**RECORD LIST**
◇ ◇ ◇

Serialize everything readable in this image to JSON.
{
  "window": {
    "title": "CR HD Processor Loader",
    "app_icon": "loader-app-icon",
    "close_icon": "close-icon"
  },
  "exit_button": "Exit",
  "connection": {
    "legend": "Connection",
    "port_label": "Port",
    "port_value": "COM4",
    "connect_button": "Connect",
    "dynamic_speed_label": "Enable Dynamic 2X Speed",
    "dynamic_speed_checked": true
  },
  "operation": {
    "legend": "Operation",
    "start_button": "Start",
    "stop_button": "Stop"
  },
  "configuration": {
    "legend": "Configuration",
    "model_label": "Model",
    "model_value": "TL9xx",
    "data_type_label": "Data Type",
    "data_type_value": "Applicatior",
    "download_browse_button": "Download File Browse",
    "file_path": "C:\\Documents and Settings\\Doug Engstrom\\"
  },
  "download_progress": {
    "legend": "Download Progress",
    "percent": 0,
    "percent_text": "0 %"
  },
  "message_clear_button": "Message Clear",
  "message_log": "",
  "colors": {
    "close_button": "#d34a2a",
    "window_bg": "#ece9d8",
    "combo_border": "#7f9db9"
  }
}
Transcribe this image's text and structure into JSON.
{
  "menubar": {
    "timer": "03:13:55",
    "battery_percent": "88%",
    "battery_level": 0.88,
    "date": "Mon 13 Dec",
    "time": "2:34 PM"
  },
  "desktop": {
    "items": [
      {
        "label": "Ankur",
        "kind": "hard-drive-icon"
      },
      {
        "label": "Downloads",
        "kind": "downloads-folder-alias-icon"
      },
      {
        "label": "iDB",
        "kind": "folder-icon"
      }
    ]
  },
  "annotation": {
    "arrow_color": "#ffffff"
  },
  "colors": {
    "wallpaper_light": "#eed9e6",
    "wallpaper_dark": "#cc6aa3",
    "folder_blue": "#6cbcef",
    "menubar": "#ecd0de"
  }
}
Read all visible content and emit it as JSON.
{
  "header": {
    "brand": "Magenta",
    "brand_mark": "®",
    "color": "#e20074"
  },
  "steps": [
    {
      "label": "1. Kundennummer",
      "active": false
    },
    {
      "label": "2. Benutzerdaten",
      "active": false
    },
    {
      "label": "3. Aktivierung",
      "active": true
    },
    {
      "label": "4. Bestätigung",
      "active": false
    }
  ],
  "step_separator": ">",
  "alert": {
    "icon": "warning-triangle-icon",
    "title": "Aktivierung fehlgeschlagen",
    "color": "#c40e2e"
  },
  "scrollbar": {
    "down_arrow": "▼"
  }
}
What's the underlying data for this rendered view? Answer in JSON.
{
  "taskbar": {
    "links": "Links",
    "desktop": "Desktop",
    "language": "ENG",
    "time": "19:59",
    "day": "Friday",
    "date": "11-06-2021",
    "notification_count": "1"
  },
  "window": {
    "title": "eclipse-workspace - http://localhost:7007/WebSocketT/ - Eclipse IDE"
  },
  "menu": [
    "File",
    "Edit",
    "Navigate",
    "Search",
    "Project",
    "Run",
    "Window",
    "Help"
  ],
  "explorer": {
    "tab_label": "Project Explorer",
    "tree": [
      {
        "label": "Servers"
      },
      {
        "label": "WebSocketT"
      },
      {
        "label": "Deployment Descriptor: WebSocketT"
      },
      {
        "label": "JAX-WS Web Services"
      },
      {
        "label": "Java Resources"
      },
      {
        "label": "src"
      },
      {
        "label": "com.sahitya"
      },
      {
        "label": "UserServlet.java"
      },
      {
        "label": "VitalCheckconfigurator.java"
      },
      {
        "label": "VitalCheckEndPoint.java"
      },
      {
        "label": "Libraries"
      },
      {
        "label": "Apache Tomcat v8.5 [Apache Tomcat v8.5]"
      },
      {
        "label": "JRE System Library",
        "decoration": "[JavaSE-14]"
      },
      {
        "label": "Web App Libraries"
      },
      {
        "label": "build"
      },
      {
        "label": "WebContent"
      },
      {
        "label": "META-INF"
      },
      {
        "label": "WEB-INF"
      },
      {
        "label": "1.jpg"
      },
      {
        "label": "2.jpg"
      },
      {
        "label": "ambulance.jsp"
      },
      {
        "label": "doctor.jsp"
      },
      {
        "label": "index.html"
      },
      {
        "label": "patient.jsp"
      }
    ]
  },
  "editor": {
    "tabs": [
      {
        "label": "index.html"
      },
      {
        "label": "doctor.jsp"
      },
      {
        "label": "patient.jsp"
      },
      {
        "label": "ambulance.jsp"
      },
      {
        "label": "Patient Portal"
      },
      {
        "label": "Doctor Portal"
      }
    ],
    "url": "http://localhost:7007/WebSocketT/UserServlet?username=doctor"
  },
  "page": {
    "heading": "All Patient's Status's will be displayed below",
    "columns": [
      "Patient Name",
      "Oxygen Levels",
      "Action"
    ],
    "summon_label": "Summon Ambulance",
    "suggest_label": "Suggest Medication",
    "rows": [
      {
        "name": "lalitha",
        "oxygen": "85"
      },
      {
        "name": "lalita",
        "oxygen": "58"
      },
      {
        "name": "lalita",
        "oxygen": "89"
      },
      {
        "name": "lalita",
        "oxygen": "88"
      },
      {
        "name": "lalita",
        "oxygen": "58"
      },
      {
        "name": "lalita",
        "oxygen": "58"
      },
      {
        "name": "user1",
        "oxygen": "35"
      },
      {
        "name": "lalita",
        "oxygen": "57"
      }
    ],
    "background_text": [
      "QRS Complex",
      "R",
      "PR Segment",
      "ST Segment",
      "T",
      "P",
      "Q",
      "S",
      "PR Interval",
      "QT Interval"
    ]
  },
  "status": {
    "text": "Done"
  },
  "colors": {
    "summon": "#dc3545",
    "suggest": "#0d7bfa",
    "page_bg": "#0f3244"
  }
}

◇ ◇ ◇

**EXERCISE OBJECTIVE**
Take the entries above and transcribe them exactly.

**TASK RESULT**
Serialize everything readable in this image to JSON.
{
  "window": {
    "title": "CR HD Processor Loader",
    "app_icon": "loader-app-icon",
    "close_icon": "close-icon"
  },
  "exit_button": "Exit",
  "connection": {
    "legend": "Connection",
    "port_label": "Port",
    "port_value": "COM4",
    "connect_button": "Connect",
    "dynamic_speed_label": "Enable Dynamic 2X Speed",
    "dynamic_speed_checked": true
  },
  "operation": {
    "legend": "Operation",
    "start_button": "Start",
    "stop_button": "Stop"
  },
  "configuration": {
    "legend": "Configuration",
    "model_label": "Model",
    "model_value": "TL9xx",
    "data_type_label": "Data Type",
    "data_type_value": "Applicatior",
    "download_browse_button": "Download File Browse",
    "file_path": "C:\\Documents and Settings\\Doug Engstrom\\"
  },
  "download_progress": {
    "legend": "Download Progress",
    "percent": 0,
    "percent_text": "0 %"
  },
  "message_clear_button": "Message Clear",
  "message_log": "",
  "colors": {
    "close_button": "#d34a2a",
    "window_bg": "#ece9d8",
    "combo_border": "#7f9db9"
  }
}
Transcribe this image's text and structure into JSON.
{
  "menubar": {
    "timer": "03:13:55",
    "battery_percent": "88%",
    "battery_level": 0.88,
    "date": "Mon 13 Dec",
    "time": "2:34 PM"
  },
  "desktop": {
    "items": [
      {
        "label": "Ankur",
        "kind": "hard-drive-icon"
      },
      {
        "label": "Downloads",
        "kind": "downloads-folder-alias-icon"
      },
      {
        "label": "iDB",
        "kind": "folder-icon"
      }
    ]
  },
  "annotation": {
    "arrow_color": "#ffffff"
  },
  "colors": {
    "wallpaper_light": "#eed9e6",
    "wallpaper_dark": "#cc6aa3",
    "folder_blue": "#6cbcef",
    "menubar": "#ecd0de"
  }
}
Read all visible content and emit it as JSON.
{
  "header": {
    "brand": "Magenta",
    "brand_mark": "®",
    "color": "#e20074"
  },
  "steps": [
    {
      "label": "1. Kundennummer",
      "active": false
    },
    {
      "label": "2. Benutzerdaten",
      "active": false
    },
    {
      "label": "3. Aktivierung",
      "active": true
    },
    {
      "label": "4. Bestätigung",
      "active": false
    }
  ],
  "step_separator": ">",
  "alert": {
    "icon": "warning-triangle-icon",
    "title": "Aktivierung fehlgeschlagen",
    "color": "#c40e2e"
  },
  "scrollbar": {
    "down_arrow": "▼"
  }
}
What's the underlying data for this rendered view? Answer in JSON.
{
  "taskbar": {
    "links": "Links",
    "desktop": "Desktop",
    "language": "ENG",
    "time": "19:59",
    "day": "Friday",
    "date": "11-06-2021",
    "notification_count": "1"
  },
  "window": {
    "title": "eclipse-workspace - http://localhost:7007/WebSocketT/ - Eclipse IDE"
  },
  "menu": [
    "File",
    "Edit",
    "Navigate",
    "Search",
    "Project",
    "Run",
    "Window",
    "Help"
  ],
  "explorer": {
    "tab_label": "Project Explorer",
    "tree": [
      {
        "label": "Servers"
      },
      {
        "label": "WebSocketT"
      },
      {
        "label": "Deployment Descriptor: WebSocketT"
      },
      {
        "label": "JAX-WS Web Services"
      },
      {
        "label": "Java Resources"
      },
      {
        "label": "src"
      },
      {
        "label": "com.sahitya"
      },
      {
        "label": "UserServlet.java"
      },
      {
        "label": "VitalCheckconfigurator.java"
      },
      {
        "label": "VitalCheckEndPoint.java"
      },
      {
        "label": "Libraries"
      },
      {
        "label": "Apache Tomcat v8.5 [Apache Tomcat v8.5]"
      },
      {
        "label": "JRE System Library",
        "decoration": "[JavaSE-14]"
      },
      {
        "label": "Web App Libraries"
      },
      {
        "label": "build"
      },
      {
        "label": "WebContent"
      },
      {
        "label": "META-INF"
      },
      {
        "label": "WEB-INF"
      },
      {
        "label": "1.jpg"
      },
      {
        "label": "2.jpg"
      },
      {
        "label": "ambulance.jsp"
      },
      {
        "label": "doctor.jsp"
      },
      {
        "label": "index.html"
      },
      {
        "label": "patient.jsp"
      }
    ]
  },
  "editor": {
    "tabs": [
      {
        "label": "index.html"
      },
      {
        "label": "doctor.jsp"
      },
      {
        "label": "patient.jsp"
      },
      {
        "label": "ambulance.jsp"
      },
      {
        "label": "Patient Portal"
      },
      {
        "label": "Doctor Portal"
      }
    ],
    "url": "http://localhost:7007/WebSocketT/UserServlet?username=doctor"
  },
  "page": {
    "heading": "All Patient's Status's will be displayed below",
    "columns": [
      "Patient Name",
      "Oxygen Levels",
      "Action"
    ],
    "summon_label": "Summon Ambulance",
    "suggest_label": "Suggest Medication",
    "rows": [
      {
        "name": "lalitha",
        "oxygen": "85"
      },
      {
        "name": "lalita",
        "oxygen": "58"
      },
      {
        "name": "lalita",
        "oxygen": "89"
      },
      {
        "name": "lalita",
        "oxygen": "88"
      },
      {
        "name": "lalita",
        "oxygen": "58"
      },
      {
        "name": "lalita",
        "oxygen": "58"
      },
      {
        "name": "user1",
        "oxygen": "35"
      },
      {
        "name": "lalita",
        "oxygen": "57"
      }
    ],
    "background_text": [
      "QRS Complex",
      "R",
      "PR Segment",
      "ST Segment",
      "T",
      "P",
      "Q",
      "S",
      "PR Interval",
      "QT Interval"
    ]
  },
  "status": {
    "text": "Done"
  },
  "colors": {
    "summon": "#dc3545",
    "suggest": "#0d7bfa",
    "page_bg": "#0f3244"
  }
}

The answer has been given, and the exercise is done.